**Problem description**
Copy out all lines carrying the word "일반적으로".

**Supplied data**
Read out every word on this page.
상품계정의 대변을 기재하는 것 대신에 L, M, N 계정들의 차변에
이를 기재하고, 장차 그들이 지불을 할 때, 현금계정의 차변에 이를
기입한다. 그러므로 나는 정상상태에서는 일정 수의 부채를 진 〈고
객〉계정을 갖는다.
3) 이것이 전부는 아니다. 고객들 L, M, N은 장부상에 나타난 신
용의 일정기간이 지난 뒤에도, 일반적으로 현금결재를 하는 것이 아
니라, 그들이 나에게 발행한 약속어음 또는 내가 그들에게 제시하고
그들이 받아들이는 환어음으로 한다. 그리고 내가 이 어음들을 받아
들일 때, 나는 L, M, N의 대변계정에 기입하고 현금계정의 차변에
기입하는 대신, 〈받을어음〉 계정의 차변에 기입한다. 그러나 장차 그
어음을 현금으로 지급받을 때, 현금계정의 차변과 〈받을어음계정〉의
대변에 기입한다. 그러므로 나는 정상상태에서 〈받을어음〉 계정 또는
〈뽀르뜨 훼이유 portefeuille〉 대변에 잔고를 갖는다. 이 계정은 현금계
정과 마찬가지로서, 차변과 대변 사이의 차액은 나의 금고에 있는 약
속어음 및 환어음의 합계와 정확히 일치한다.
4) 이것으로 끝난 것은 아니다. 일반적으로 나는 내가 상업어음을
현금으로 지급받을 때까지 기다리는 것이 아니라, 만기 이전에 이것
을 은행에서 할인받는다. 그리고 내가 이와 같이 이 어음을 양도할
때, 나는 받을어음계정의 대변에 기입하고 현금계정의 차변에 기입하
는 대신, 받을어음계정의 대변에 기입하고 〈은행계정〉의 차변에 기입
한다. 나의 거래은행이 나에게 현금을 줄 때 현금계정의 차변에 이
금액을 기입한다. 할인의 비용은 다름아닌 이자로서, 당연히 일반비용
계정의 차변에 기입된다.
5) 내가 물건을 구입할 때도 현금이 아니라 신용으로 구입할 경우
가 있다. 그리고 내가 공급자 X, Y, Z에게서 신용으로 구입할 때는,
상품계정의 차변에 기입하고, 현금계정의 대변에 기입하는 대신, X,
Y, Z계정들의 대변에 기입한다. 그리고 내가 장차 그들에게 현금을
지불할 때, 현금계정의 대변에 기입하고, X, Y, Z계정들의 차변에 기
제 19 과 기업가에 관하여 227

**Task answer**
용의 일정기간이 지난 뒤에도, 일반적으로 현금결재를 하는 것이 아
4) 이것으로 끝난 것은 아니다. 일반적으로 나는 내가 상업어음을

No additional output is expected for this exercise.